**Stated problem**: Your answer should be only a number: how many lines include the word "Einzelstaaten".

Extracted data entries
▽
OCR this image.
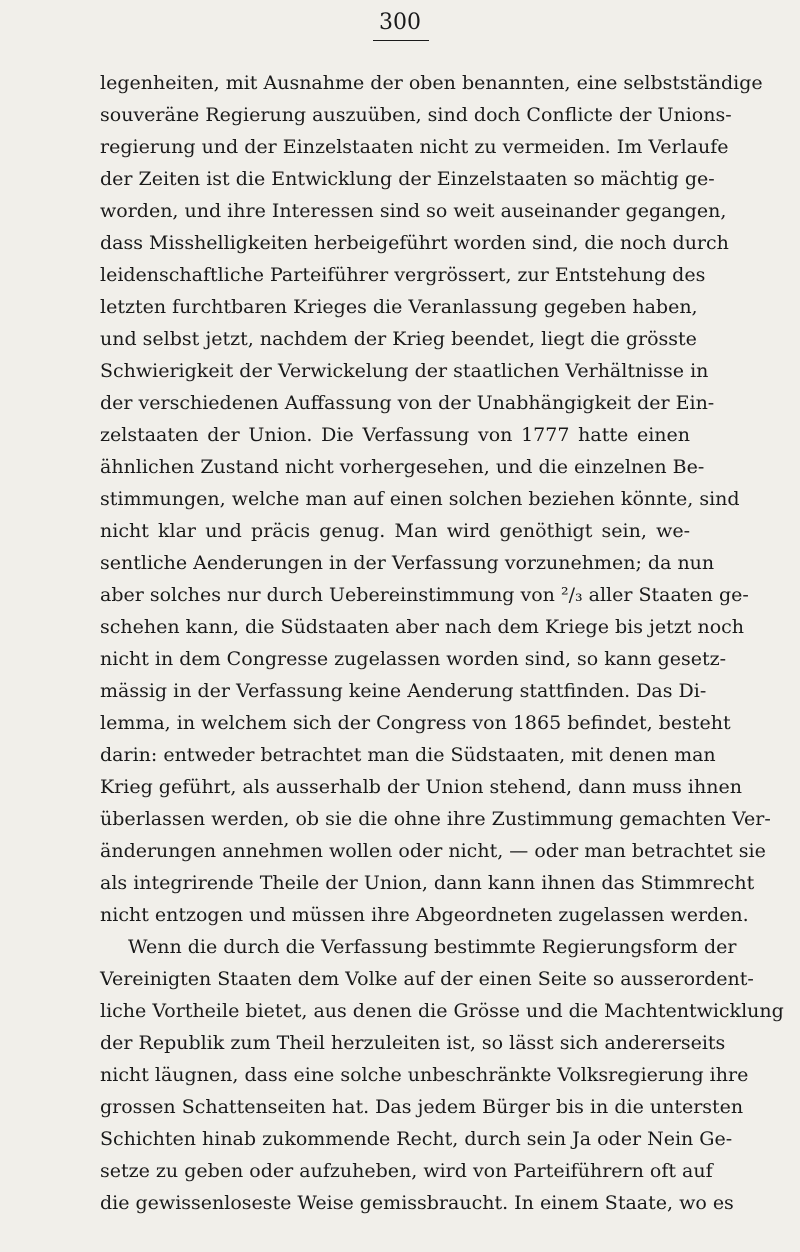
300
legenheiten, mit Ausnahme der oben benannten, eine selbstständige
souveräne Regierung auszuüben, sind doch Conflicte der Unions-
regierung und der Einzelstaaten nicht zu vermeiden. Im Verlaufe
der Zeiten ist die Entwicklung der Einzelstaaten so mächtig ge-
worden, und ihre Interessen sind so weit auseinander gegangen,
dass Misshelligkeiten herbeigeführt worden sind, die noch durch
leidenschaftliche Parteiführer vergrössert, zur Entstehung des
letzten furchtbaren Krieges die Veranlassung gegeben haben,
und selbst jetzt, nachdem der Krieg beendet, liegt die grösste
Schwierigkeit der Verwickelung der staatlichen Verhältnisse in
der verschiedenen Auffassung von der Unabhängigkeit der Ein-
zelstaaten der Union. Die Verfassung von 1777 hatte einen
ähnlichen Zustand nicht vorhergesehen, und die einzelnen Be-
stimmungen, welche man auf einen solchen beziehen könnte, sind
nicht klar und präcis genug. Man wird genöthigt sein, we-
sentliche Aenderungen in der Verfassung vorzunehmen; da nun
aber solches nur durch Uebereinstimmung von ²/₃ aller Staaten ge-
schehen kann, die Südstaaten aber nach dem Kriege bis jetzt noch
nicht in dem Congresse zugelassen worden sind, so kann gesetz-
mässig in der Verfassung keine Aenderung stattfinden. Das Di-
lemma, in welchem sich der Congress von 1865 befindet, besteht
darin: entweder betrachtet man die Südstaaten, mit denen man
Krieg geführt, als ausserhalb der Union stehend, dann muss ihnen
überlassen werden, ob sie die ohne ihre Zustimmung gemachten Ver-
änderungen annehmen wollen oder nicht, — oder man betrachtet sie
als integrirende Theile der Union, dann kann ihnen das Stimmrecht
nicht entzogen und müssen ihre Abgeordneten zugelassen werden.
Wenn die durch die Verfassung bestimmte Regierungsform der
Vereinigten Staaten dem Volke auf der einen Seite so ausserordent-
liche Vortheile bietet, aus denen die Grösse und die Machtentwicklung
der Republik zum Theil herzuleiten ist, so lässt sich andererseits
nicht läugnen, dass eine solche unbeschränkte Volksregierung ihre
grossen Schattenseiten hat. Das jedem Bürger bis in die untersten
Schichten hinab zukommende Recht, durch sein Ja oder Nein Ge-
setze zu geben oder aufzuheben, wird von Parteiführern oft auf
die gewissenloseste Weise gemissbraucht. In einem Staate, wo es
△
**Output below**: 2